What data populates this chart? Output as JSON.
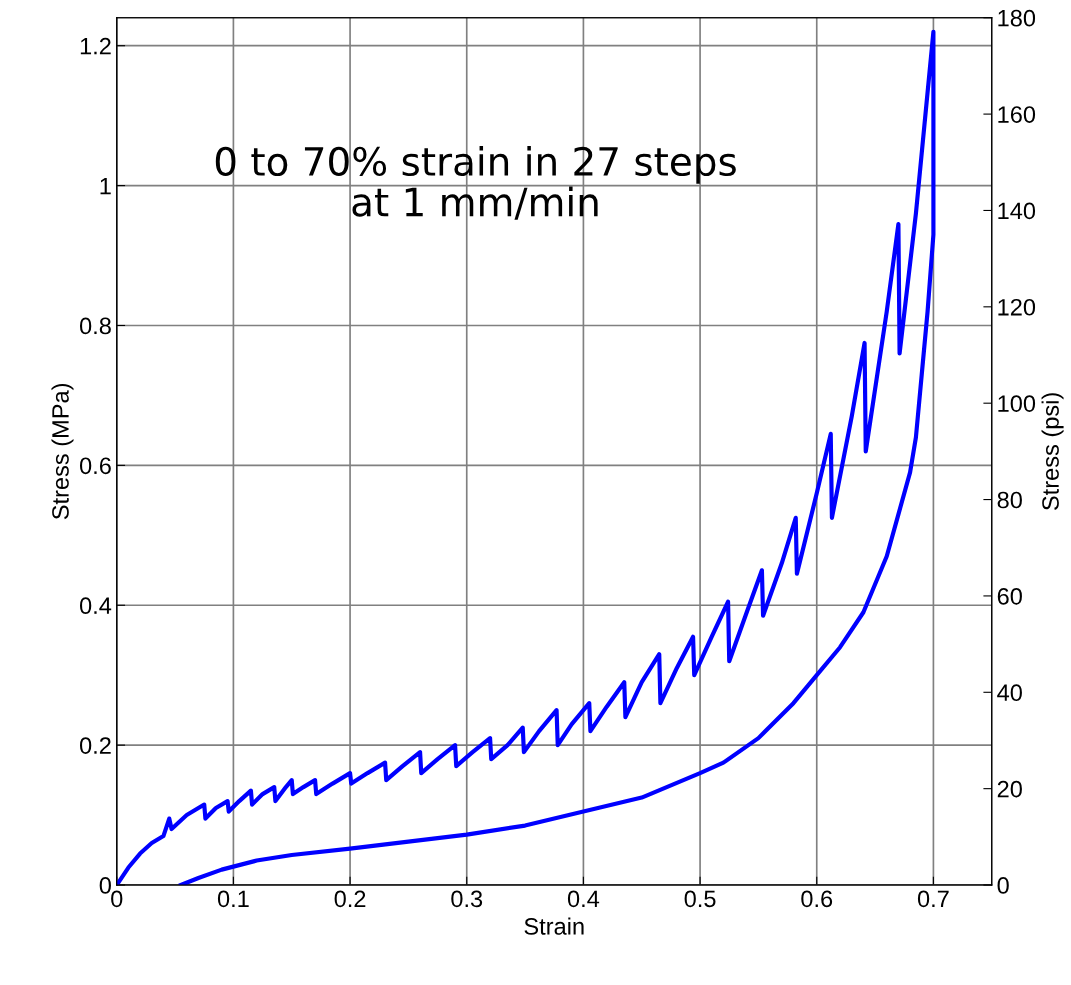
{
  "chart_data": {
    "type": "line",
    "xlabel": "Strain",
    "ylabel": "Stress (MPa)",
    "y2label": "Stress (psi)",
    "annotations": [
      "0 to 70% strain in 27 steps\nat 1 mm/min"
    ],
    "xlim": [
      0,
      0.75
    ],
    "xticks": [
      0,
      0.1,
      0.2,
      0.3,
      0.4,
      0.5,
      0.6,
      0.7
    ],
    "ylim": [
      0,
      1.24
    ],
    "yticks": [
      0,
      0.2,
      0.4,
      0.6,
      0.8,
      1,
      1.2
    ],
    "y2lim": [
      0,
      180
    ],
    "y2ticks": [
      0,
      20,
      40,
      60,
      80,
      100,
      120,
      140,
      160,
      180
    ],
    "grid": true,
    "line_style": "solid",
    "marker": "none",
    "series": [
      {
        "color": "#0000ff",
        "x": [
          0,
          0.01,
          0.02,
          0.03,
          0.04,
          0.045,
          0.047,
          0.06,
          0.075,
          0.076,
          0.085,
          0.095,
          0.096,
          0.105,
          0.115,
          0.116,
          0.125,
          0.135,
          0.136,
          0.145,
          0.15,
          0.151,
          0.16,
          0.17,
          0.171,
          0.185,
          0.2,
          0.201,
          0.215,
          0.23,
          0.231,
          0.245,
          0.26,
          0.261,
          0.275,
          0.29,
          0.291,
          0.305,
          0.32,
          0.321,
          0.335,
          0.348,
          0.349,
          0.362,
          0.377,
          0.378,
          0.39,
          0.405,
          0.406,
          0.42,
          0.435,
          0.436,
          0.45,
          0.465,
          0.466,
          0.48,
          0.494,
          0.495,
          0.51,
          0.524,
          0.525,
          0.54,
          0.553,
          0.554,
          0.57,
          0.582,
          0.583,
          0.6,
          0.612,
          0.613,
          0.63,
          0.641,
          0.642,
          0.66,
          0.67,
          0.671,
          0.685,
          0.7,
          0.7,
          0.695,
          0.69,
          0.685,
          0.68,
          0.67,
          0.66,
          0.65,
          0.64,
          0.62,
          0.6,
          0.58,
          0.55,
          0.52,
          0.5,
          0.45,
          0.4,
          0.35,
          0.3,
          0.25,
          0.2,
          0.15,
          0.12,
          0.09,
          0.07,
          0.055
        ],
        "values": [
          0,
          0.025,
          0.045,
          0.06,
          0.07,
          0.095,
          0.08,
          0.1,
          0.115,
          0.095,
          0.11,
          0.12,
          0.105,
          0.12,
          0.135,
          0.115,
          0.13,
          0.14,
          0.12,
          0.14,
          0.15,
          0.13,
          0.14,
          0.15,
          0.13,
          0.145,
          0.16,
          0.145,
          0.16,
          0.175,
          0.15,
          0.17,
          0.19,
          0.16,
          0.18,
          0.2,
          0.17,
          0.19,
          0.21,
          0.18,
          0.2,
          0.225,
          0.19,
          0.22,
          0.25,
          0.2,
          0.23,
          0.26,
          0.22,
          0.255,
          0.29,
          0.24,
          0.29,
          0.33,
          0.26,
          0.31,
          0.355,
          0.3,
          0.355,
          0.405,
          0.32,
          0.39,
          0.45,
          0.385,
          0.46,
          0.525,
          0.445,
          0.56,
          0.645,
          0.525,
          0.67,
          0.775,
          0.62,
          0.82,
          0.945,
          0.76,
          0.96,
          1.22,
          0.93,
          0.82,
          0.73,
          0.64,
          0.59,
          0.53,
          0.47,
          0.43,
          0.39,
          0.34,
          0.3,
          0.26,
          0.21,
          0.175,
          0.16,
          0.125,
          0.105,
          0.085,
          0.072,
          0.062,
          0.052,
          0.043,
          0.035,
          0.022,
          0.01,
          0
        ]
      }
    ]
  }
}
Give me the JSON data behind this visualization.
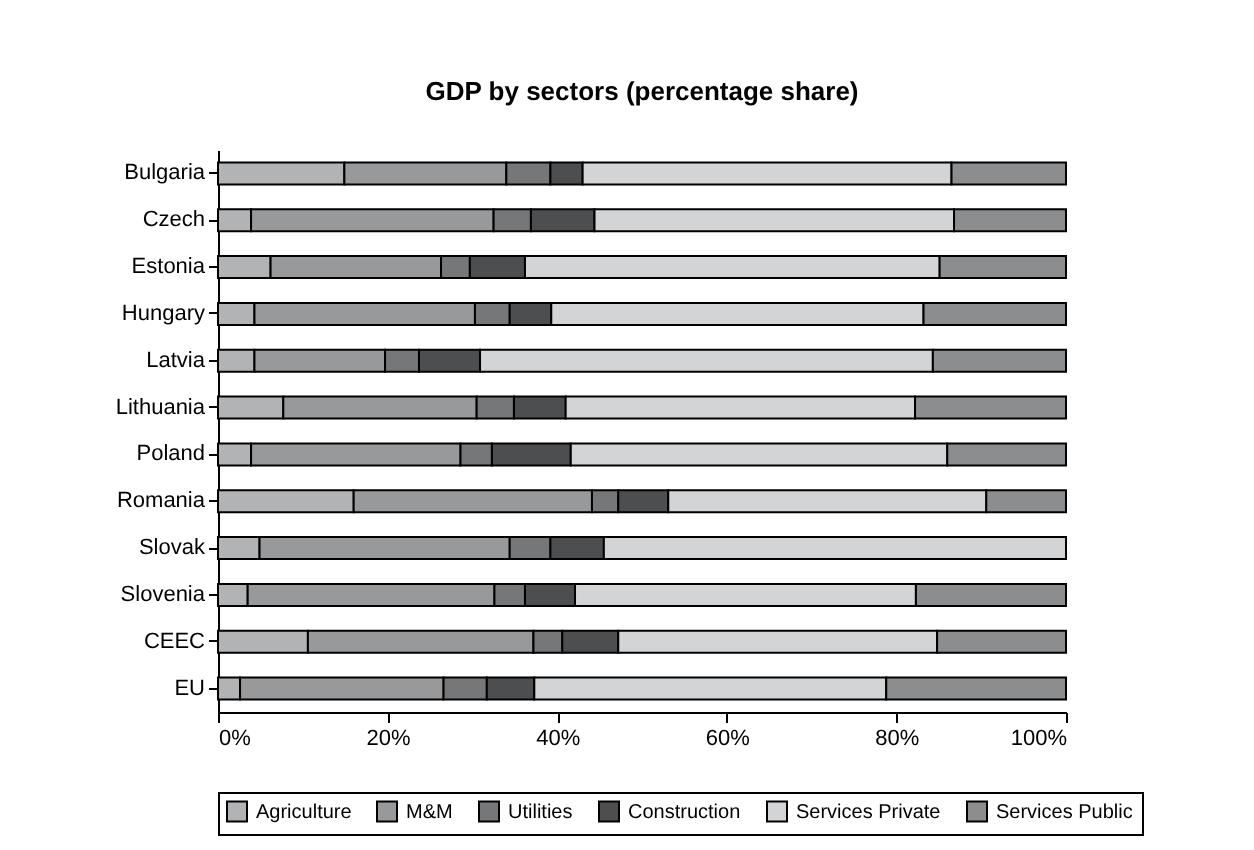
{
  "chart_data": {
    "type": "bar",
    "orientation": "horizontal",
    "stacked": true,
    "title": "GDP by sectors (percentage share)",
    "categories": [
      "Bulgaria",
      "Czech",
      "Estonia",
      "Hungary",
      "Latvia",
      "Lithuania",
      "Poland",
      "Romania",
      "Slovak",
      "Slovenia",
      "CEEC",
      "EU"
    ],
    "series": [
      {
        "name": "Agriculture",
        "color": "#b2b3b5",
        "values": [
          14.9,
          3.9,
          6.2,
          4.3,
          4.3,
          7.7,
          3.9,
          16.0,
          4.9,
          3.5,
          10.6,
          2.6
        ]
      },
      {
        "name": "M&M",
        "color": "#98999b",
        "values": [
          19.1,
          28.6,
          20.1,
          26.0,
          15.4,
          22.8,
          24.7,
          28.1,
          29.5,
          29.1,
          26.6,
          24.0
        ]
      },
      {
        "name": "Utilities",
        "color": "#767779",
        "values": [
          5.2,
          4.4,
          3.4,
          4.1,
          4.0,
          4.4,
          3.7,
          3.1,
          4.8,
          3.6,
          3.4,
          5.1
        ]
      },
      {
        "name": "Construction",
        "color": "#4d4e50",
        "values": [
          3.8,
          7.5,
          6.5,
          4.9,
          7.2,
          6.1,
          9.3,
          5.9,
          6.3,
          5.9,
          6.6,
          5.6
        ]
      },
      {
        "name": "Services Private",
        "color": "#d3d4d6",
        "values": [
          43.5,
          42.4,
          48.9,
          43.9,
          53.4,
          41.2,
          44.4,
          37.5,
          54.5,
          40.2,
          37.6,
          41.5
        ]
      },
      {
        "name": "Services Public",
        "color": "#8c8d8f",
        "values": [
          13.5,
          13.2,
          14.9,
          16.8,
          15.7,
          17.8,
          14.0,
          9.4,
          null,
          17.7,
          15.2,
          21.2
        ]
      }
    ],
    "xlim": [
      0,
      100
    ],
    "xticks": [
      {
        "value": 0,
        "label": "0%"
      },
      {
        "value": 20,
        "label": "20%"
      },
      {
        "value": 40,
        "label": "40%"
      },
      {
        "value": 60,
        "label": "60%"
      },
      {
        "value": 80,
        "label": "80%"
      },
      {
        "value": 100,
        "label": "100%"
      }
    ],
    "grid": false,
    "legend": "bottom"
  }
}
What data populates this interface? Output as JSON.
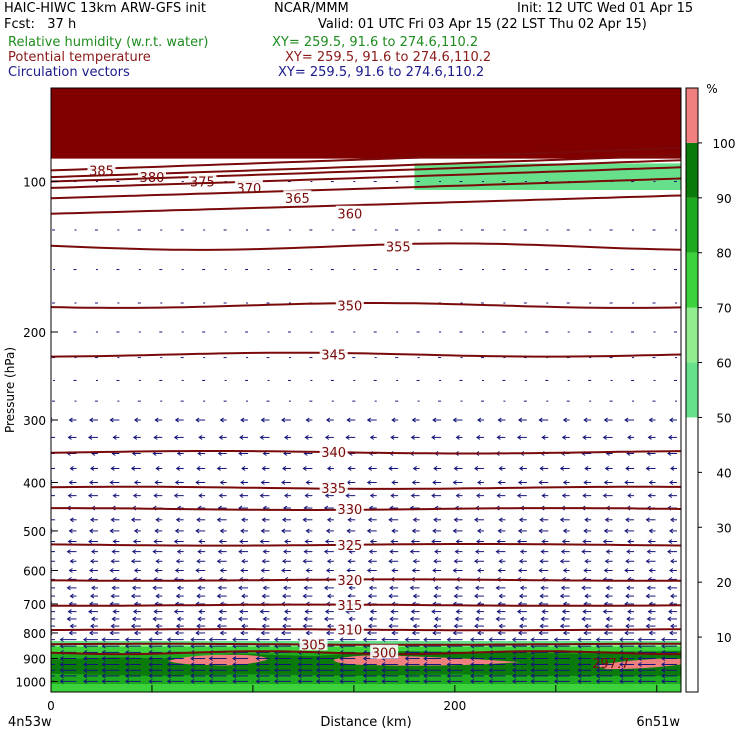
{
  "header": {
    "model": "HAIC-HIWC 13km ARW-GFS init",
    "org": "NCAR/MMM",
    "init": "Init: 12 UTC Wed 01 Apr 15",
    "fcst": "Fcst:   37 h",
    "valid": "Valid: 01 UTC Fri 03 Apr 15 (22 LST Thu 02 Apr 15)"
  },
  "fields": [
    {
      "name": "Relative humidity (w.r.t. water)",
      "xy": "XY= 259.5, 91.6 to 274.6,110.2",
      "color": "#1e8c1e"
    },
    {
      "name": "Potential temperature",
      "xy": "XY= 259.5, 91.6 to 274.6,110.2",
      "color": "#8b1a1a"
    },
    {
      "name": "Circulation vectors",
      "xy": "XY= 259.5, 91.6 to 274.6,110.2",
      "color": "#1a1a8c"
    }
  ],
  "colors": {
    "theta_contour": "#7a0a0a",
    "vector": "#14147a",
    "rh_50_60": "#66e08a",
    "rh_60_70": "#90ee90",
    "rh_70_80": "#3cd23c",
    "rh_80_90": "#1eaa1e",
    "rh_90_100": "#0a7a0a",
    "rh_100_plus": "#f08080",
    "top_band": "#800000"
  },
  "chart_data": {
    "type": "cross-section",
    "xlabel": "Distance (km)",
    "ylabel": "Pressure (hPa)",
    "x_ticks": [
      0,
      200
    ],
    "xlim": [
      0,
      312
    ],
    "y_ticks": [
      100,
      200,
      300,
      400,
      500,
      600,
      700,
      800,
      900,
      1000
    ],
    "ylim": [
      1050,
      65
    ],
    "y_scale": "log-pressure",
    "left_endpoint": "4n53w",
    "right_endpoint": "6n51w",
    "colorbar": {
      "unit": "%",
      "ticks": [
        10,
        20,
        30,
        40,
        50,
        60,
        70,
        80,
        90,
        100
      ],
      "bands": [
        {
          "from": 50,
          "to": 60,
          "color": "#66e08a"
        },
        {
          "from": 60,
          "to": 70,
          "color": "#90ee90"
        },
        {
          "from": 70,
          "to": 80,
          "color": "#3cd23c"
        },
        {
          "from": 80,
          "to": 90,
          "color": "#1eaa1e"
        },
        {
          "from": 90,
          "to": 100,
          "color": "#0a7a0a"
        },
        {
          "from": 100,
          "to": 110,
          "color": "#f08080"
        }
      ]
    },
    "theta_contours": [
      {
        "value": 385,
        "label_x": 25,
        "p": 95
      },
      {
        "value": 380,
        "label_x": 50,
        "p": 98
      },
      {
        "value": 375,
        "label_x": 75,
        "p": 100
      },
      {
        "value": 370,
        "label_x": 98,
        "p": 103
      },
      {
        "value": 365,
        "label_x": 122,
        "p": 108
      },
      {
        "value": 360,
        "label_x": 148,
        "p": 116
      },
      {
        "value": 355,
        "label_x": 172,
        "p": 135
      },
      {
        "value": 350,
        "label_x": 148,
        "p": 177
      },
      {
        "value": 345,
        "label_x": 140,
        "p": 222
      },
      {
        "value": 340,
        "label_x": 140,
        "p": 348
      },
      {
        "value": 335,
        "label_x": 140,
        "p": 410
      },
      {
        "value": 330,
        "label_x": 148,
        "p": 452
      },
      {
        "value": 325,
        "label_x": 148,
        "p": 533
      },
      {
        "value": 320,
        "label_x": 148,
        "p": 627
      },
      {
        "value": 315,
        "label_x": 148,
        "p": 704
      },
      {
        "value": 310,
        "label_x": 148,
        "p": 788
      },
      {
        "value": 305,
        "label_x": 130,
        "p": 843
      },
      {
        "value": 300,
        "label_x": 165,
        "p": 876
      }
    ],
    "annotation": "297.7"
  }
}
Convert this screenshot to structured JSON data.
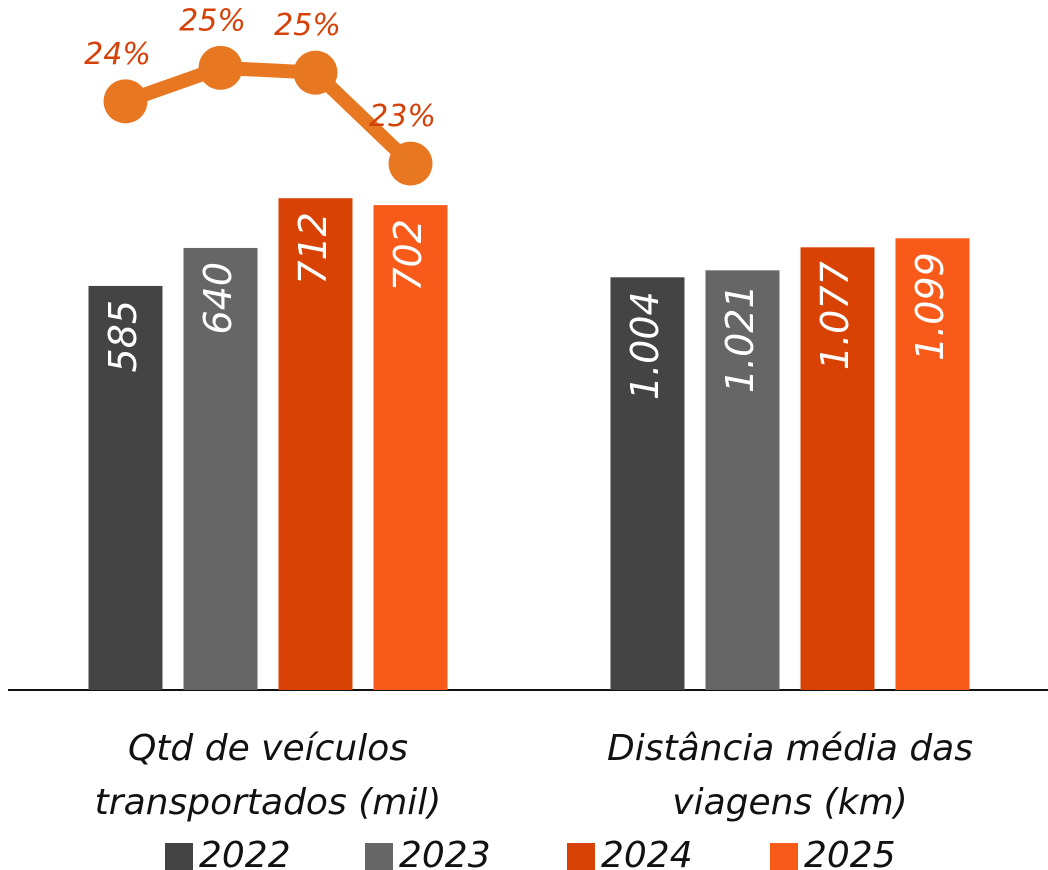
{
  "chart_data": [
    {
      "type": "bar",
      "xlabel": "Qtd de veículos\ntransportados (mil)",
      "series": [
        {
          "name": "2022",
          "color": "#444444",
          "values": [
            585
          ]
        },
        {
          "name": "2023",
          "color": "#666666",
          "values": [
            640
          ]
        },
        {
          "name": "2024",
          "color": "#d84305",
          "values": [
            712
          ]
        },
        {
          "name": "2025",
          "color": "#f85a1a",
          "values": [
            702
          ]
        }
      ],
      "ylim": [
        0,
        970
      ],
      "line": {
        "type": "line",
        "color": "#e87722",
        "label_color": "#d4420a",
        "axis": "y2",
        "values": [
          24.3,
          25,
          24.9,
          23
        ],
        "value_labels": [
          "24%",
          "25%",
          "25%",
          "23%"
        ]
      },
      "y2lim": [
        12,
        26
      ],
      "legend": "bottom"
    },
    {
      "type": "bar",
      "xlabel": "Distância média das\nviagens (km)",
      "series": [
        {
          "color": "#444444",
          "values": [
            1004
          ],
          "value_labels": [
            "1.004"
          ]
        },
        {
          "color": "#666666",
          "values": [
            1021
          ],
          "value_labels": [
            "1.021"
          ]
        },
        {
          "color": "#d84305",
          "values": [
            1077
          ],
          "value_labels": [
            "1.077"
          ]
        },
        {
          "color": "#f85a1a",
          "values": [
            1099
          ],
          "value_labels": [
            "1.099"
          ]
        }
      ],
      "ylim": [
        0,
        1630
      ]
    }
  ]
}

--------------------------------------------------

- [Given instruction] Lines that hold "What" are the ones to copy; find all of them.

- [The completed task]
What data populates this chart? Output as JSON.
What data populates this interface? Output as JSON.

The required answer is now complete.